== Given text ==
In its draft IPO papers, Meesho disclosed that it was involved in arbitration proceedings with AWS in relation to invoices raised by them against services provided, which Meesho alleges were deficient.

Meesho alleges that AWS has initiated arbitration proceedings against the company before a three-person arbitral tribunal in New Delhi (the "Arbitral Tribunal") under the Arbitration and Conciliation Act, 1996, as amended, for alleged non-payment of invoices raised by AWS pursuant to a private pricing addendum ("PPA") dated February 25, 2022, executed between AWS and Meesho.

"... our Company has disputed the invoices raised by AWS, alleging deficiencies in the services provided by AWS. Further, our Company has also challenged the enforceability of the minimum commitment provisions under the PPA and the applicability of AWS's online customer terms and conditions," Meesho said.

The e-commerce company further disclosed that AWS has sought INR 127.45 crore (INR 1,274.5 million, USD 14.4 million). In response, Meesho filed a statement of defense and counterclaim on January 31, 2025, with the Arbitral Tribunal. Meesho's counter petition seeks dismissal of AWS's claims and also counterclaims amounting to INR 86.49 crore (INR 864.9 million). Meesho says this counterclaim includes losses incurred from business disruption and inadequate AWS support, salary costs caused by migrating from AWS services, and associated interest and costs.

Entrepreneur India has reached out to Meesho for more details. We will incorporate their inputs as soon as we hear from them.

== What you will do ==
1. Repeat the passage about Meesho's arbitration with AWS word for word, between "The e-commerce company" and "hear from them.", inclusive.
2. Reproduce the rows below exactly, from the first row through the line holding "colorbar-tick — [186, 793, 188, 797]", inclusive.

== Information supplied ==
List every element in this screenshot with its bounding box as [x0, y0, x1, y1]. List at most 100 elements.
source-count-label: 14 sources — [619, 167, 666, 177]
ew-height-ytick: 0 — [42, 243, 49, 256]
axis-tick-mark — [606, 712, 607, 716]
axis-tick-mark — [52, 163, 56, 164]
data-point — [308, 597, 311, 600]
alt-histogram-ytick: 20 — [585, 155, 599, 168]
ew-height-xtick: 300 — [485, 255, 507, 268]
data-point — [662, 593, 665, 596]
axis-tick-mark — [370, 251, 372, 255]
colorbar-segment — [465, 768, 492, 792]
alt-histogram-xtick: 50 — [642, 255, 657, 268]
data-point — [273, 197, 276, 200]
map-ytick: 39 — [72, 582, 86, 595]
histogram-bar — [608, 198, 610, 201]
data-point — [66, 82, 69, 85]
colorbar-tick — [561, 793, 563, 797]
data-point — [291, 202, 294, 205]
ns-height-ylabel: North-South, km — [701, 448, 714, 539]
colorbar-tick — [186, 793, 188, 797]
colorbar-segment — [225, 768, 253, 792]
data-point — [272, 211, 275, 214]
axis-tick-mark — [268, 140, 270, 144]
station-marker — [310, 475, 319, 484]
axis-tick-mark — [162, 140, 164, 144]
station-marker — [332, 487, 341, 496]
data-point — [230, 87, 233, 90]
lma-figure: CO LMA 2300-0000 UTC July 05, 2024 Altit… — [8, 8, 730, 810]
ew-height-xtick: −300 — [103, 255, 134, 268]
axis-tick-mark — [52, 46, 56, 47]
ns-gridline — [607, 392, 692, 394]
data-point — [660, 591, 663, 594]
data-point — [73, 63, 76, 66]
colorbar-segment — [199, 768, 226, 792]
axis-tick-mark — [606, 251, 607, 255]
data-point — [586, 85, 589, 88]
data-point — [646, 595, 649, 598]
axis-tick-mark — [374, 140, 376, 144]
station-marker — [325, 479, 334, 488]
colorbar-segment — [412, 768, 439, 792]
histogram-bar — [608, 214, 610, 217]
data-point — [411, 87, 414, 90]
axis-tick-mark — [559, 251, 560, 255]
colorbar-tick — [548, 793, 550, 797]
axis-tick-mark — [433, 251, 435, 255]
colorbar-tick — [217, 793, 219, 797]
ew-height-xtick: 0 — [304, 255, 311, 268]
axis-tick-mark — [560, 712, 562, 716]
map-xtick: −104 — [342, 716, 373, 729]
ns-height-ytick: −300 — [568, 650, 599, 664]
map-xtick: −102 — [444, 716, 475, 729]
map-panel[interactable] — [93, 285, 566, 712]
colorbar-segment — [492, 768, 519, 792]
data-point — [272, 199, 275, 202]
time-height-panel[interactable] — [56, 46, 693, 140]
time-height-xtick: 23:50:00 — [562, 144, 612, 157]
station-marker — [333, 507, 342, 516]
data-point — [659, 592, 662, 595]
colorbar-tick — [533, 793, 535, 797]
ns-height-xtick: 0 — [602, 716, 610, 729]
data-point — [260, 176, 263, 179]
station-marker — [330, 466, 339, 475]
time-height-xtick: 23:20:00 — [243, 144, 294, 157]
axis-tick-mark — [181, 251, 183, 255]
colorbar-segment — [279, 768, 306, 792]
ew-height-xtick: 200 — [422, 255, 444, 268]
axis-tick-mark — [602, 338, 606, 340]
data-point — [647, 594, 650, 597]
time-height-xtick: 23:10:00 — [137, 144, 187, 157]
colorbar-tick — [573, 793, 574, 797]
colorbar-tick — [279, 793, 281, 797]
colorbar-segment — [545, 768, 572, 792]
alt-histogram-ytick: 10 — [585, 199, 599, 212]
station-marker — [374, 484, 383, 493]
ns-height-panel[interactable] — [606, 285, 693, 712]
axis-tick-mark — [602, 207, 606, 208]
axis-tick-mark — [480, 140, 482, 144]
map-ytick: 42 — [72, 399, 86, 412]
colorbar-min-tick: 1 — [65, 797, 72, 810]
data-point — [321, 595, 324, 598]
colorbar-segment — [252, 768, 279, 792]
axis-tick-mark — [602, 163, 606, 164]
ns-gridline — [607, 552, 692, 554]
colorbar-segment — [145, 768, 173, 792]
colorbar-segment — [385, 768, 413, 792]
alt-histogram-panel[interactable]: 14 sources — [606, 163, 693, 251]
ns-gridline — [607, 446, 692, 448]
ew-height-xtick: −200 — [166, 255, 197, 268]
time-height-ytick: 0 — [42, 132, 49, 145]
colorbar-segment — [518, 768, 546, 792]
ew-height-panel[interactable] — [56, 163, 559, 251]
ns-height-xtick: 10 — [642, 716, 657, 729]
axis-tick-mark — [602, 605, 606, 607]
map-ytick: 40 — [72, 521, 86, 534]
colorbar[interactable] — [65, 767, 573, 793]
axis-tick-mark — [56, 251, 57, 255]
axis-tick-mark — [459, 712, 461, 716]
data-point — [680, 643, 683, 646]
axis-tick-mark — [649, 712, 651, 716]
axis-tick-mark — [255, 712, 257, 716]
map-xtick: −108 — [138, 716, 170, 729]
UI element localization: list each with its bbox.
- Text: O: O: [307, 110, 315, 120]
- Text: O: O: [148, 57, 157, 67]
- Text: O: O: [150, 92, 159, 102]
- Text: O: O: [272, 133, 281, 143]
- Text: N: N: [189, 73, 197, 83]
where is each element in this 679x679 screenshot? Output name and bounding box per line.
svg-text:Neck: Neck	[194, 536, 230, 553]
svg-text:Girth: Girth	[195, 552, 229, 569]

== Per-task answers ==
1.
The e-commerce company further disclosed that AWS has sought INR 127.45 crore (INR 1,274.5 million, USD 14.4 million). In response, Meesho filed a statement of defense and counterclaim on January 31, 2025, with the Arbitral Tribunal. Meesho's counter petition seeks dismissal of AWS's claims and also counterclaims amounting to INR 86.49 crore (INR 864.9 million). Meesho says this counterclaim includes losses incurred from business disruption and inadequate AWS support, salary costs caused by migrating from AWS services, and associated interest and costs.

Entrepreneur India has reached out to Meesho for more details. We will incorporate their inputs as soon as we hear from them.

2.
List every element in this screenshot with its bounding box as [x0, y0, x1, y1]. List at most 100 elements.
source-count-label: 14 sources — [619, 167, 666, 177]
ew-height-ytick: 0 — [42, 243, 49, 256]
axis-tick-mark — [606, 712, 607, 716]
axis-tick-mark — [52, 163, 56, 164]
data-point — [308, 597, 311, 600]
alt-histogram-ytick: 20 — [585, 155, 599, 168]
ew-height-xtick: 300 — [485, 255, 507, 268]
data-point — [662, 593, 665, 596]
axis-tick-mark — [370, 251, 372, 255]
colorbar-segment — [465, 768, 492, 792]
alt-histogram-xtick: 50 — [642, 255, 657, 268]
data-point — [273, 197, 276, 200]
map-ytick: 39 — [72, 582, 86, 595]
histogram-bar — [608, 198, 610, 201]
data-point — [66, 82, 69, 85]
colorbar-tick — [561, 793, 563, 797]
data-point — [291, 202, 294, 205]
ns-height-ylabel: North-South, km — [701, 448, 714, 539]
colorbar-tick — [186, 793, 188, 797]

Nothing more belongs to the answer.